Write out the data below in full, unchanged, minus the images.

═══ Listing

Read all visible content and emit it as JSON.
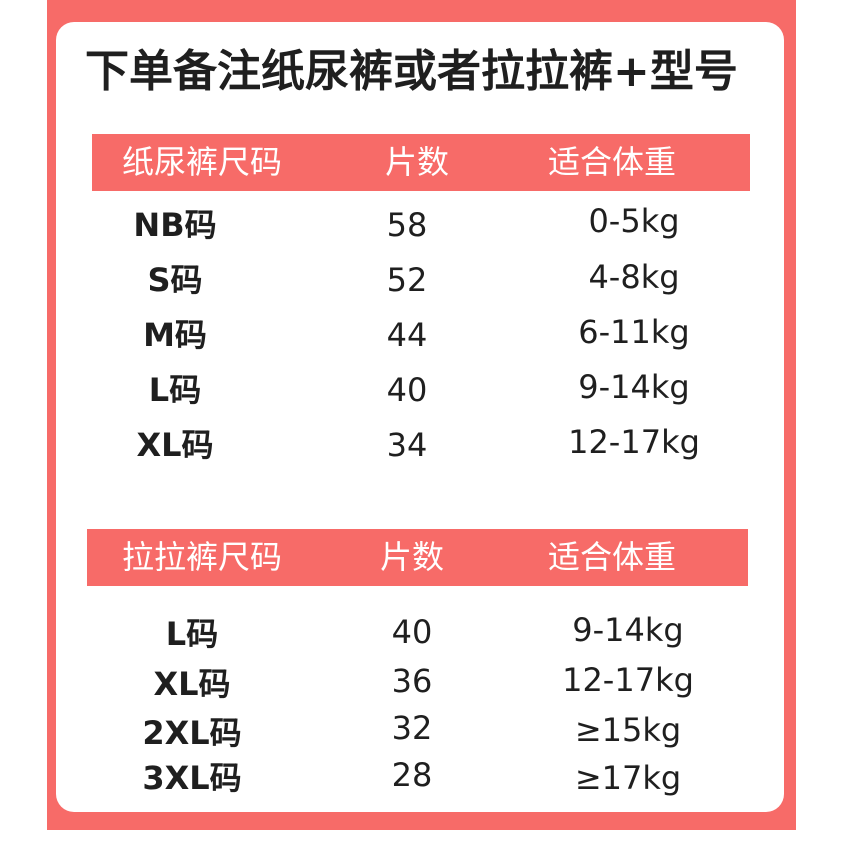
{
  "title": "下单备注纸尿裤或者拉拉裤+型号",
  "tables": [
    {
      "headers": [
        "纸尿裤尺码",
        "片数",
        "适合体重"
      ],
      "rows": [
        [
          "NB码",
          "58",
          "0-5kg"
        ],
        [
          "S码",
          "52",
          "4-8kg"
        ],
        [
          "M码",
          "44",
          "6-11kg"
        ],
        [
          "L码",
          "40",
          "9-14kg"
        ],
        [
          "XL码",
          "34",
          "12-17kg"
        ]
      ]
    },
    {
      "headers": [
        "拉拉裤尺码",
        "片数",
        "适合体重"
      ],
      "rows": [
        [
          "L码",
          "40",
          "9-14kg"
        ],
        [
          "XL码",
          "36",
          "12-17kg"
        ],
        [
          "2XL码",
          "32",
          "≥15kg"
        ],
        [
          "3XL码",
          "28",
          "≥17kg"
        ]
      ]
    }
  ],
  "colors": {
    "accent": "#f76b68",
    "text": "#1f1f1f",
    "header_text": "#ffffff"
  }
}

══════

■ The result
Read all visible content and emit it as JSON.
{
  "title": "下单备注纸尿裤或者拉拉裤+型号",
  "tables": [
    {
      "headers": [
        "纸尿裤尺码",
        "片数",
        "适合体重"
      ],
      "rows": [
        [
          "NB码",
          "58",
          "0-5kg"
        ],
        [
          "S码",
          "52",
          "4-8kg"
        ],
        [
          "M码",
          "44",
          "6-11kg"
        ],
        [
          "L码",
          "40",
          "9-14kg"
        ],
        [
          "XL码",
          "34",
          "12-17kg"
        ]
      ]
    },
    {
      "headers": [
        "拉拉裤尺码",
        "片数",
        "适合体重"
      ],
      "rows": [
        [
          "L码",
          "40",
          "9-14kg"
        ],
        [
          "XL码",
          "36",
          "12-17kg"
        ],
        [
          "2XL码",
          "32",
          "≥15kg"
        ],
        [
          "3XL码",
          "28",
          "≥17kg"
        ]
      ]
    }
  ],
  "colors": {
    "accent": "#f76b68",
    "text": "#1f1f1f",
    "header_text": "#ffffff"
  }
}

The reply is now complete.